Look through the lines below and state how many hold the word "Current". Write only the number.
______________________________
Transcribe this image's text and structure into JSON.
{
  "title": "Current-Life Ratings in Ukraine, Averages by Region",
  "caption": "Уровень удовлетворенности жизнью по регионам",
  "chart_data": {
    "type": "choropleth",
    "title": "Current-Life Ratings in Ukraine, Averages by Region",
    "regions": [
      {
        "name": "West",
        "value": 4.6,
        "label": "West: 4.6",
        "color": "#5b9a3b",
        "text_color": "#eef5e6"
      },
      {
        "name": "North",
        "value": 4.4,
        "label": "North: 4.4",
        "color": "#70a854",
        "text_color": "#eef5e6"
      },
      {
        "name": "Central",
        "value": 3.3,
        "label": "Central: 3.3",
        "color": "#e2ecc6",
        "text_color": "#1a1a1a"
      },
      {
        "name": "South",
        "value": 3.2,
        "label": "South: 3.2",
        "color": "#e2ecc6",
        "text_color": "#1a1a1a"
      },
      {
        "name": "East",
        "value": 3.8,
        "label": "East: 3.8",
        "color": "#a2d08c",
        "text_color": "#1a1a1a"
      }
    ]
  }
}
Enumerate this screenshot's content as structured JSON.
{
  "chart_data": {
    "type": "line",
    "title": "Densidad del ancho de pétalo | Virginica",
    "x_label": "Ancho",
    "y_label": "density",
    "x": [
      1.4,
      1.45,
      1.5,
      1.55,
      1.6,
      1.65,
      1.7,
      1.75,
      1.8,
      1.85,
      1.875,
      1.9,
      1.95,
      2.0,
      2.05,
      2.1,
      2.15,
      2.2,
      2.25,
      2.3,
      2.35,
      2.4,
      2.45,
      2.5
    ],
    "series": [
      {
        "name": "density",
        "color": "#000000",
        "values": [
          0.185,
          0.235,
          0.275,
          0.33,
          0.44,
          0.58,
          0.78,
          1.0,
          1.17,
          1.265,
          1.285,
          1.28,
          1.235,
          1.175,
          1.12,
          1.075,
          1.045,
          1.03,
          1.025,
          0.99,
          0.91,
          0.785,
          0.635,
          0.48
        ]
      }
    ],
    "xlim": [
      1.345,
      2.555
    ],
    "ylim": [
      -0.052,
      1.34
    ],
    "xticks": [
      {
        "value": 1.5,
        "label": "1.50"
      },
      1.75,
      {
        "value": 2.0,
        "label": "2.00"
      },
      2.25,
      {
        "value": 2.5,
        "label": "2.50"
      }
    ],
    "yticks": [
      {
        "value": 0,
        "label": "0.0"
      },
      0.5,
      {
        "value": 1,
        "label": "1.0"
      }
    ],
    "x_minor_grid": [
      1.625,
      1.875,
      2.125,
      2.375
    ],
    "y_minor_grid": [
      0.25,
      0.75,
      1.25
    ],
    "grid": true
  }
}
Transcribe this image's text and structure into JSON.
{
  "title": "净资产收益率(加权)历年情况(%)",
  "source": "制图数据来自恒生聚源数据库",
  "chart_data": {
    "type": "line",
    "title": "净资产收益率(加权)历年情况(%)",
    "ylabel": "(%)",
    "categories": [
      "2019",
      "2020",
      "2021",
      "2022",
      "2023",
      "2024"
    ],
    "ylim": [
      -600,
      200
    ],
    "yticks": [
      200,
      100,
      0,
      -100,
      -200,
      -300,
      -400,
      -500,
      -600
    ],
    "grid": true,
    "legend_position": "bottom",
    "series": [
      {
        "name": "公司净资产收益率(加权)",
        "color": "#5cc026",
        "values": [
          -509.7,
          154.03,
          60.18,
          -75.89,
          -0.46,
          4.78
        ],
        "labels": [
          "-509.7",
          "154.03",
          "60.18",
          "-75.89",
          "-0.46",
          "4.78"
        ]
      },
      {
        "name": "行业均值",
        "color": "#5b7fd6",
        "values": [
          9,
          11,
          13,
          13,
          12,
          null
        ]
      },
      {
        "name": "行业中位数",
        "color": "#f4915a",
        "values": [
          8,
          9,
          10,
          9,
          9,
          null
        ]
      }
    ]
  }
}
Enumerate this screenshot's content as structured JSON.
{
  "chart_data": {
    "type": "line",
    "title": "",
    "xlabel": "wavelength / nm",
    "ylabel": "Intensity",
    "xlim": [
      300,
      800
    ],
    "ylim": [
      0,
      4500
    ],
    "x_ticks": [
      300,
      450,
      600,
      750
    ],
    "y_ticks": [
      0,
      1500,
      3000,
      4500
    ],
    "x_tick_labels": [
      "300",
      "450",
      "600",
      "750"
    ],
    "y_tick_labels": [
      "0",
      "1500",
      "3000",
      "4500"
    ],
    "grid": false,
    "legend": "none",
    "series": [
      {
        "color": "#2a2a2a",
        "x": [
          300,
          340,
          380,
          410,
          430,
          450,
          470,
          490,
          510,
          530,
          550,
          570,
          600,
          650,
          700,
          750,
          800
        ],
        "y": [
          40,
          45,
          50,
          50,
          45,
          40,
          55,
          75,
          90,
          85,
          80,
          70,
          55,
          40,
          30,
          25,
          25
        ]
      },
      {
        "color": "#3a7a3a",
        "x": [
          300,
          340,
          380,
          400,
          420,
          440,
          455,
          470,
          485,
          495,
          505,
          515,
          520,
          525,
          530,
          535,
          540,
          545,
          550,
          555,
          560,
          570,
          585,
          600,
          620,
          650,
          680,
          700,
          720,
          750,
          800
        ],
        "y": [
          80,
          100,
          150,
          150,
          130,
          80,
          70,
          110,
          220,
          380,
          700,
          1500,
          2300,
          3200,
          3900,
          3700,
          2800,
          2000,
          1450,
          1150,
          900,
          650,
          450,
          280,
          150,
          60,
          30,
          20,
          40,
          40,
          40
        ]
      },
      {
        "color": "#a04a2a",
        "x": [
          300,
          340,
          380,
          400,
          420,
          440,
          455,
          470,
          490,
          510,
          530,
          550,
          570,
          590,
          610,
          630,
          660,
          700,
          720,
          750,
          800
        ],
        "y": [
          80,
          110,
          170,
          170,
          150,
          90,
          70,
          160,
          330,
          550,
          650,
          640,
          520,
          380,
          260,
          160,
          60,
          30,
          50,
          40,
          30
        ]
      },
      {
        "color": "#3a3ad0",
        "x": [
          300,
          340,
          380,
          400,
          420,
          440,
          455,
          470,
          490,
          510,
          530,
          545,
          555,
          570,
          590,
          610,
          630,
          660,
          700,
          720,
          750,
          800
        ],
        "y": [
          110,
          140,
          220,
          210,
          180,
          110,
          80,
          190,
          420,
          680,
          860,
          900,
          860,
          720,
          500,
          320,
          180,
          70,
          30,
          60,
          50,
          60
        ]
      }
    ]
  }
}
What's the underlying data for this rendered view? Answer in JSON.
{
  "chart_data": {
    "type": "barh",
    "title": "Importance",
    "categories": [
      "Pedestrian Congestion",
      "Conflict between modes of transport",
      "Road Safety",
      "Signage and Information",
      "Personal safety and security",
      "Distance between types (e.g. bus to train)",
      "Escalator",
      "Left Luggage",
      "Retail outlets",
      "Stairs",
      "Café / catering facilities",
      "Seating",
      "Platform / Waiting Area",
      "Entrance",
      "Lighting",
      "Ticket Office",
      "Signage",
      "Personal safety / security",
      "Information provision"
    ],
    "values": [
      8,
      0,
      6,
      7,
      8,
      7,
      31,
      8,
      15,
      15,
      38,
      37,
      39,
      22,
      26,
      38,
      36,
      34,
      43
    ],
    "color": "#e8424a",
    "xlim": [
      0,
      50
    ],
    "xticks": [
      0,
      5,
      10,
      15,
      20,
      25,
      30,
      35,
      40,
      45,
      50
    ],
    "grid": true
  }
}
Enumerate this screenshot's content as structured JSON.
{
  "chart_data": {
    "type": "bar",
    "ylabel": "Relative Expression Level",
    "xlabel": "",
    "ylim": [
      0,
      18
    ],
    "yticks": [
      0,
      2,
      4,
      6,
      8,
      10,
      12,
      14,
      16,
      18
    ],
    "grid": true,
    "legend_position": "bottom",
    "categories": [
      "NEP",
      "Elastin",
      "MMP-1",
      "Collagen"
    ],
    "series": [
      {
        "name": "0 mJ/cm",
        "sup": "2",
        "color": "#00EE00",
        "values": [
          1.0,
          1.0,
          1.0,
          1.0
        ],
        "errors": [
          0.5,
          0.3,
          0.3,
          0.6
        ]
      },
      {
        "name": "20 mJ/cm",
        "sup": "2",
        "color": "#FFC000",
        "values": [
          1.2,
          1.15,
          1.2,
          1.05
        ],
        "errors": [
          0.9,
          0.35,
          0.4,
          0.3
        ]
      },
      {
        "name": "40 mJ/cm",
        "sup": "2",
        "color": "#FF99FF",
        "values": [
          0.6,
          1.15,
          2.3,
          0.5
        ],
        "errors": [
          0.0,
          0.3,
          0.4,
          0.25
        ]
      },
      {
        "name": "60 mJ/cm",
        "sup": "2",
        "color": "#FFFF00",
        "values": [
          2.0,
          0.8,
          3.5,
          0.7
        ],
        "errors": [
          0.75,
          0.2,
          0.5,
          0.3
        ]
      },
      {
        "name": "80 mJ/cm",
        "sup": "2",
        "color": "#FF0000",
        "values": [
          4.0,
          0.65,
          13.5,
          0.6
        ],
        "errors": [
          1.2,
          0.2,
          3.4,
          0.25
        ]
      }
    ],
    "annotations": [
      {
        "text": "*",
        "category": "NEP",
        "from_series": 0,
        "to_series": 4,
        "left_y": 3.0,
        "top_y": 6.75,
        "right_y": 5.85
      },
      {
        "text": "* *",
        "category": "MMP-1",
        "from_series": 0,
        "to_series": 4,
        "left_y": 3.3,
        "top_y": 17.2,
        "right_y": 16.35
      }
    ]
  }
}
______________________________
Response for this exercise: 2